>> Begin

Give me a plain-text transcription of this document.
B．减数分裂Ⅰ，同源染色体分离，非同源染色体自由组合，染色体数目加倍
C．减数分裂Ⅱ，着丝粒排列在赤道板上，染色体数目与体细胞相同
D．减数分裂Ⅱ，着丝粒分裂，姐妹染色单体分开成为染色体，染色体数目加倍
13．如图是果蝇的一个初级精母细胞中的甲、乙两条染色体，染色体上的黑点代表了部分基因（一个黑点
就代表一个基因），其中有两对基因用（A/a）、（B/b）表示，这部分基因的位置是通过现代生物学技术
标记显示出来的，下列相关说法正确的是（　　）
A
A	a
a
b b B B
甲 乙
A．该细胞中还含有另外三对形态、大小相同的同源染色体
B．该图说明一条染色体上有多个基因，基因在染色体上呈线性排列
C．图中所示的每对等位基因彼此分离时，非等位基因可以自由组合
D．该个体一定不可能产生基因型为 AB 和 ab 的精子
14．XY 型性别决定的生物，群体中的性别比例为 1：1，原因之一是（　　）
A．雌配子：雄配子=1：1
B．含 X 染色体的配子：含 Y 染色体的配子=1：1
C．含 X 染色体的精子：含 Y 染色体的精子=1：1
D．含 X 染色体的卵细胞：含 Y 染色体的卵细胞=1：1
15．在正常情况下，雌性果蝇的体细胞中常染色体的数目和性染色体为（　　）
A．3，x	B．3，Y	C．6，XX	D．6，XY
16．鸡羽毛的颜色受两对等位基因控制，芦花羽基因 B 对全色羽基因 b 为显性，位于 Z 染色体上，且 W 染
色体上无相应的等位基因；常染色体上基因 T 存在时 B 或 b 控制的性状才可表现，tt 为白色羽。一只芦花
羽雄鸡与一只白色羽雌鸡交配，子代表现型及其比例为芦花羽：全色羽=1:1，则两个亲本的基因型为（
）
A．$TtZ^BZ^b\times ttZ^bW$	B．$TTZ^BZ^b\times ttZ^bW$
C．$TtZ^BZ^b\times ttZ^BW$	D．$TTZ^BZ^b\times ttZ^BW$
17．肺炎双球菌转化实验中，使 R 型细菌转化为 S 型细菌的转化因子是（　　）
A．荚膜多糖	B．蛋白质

>> End

-- EXERCISE AIM --
Restate each entry exactly, skipping none.

-- RESULT BELOW --
Give me a plain-text transcription of this document.
B．减数分裂Ⅰ，同源染色体分离，非同源染色体自由组合，染色体数目加倍
C．减数分裂Ⅱ，着丝粒排列在赤道板上，染色体数目与体细胞相同
D．减数分裂Ⅱ，着丝粒分裂，姐妹染色单体分开成为染色体，染色体数目加倍
13．如图是果蝇的一个初级精母细胞中的甲、乙两条染色体，染色体上的黑点代表了部分基因（一个黑点
就代表一个基因），其中有两对基因用（A/a）、（B/b）表示，这部分基因的位置是通过现代生物学技术
标记显示出来的，下列相关说法正确的是（　　）
A
A	a
a
b b B B
甲 乙
A．该细胞中还含有另外三对形态、大小相同的同源染色体
B．该图说明一条染色体上有多个基因，基因在染色体上呈线性排列
C．图中所示的每对等位基因彼此分离时，非等位基因可以自由组合
D．该个体一定不可能产生基因型为 AB 和 ab 的精子
14．XY 型性别决定的生物，群体中的性别比例为 1：1，原因之一是（　　）
A．雌配子：雄配子=1：1
B．含 X 染色体的配子：含 Y 染色体的配子=1：1
C．含 X 染色体的精子：含 Y 染色体的精子=1：1
D．含 X 染色体的卵细胞：含 Y 染色体的卵细胞=1：1
15．在正常情况下，雌性果蝇的体细胞中常染色体的数目和性染色体为（　　）
A．3，x	B．3，Y	C．6，XX	D．6，XY
16．鸡羽毛的颜色受两对等位基因控制，芦花羽基因 B 对全色羽基因 b 为显性，位于 Z 染色体上，且 W 染
色体上无相应的等位基因；常染色体上基因 T 存在时 B 或 b 控制的性状才可表现，tt 为白色羽。一只芦花
羽雄鸡与一只白色羽雌鸡交配，子代表现型及其比例为芦花羽：全色羽=1:1，则两个亲本的基因型为（
）
A．$TtZ^BZ^b\times ttZ^bW$	B．$TTZ^BZ^b\times ttZ^bW$
C．$TtZ^BZ^b\times ttZ^BW$	D．$TTZ^BZ^b\times ttZ^BW$
17．肺炎双球菌转化实验中，使 R 型细菌转化为 S 型细菌的转化因子是（　　）
A．荚膜多糖	B．蛋白质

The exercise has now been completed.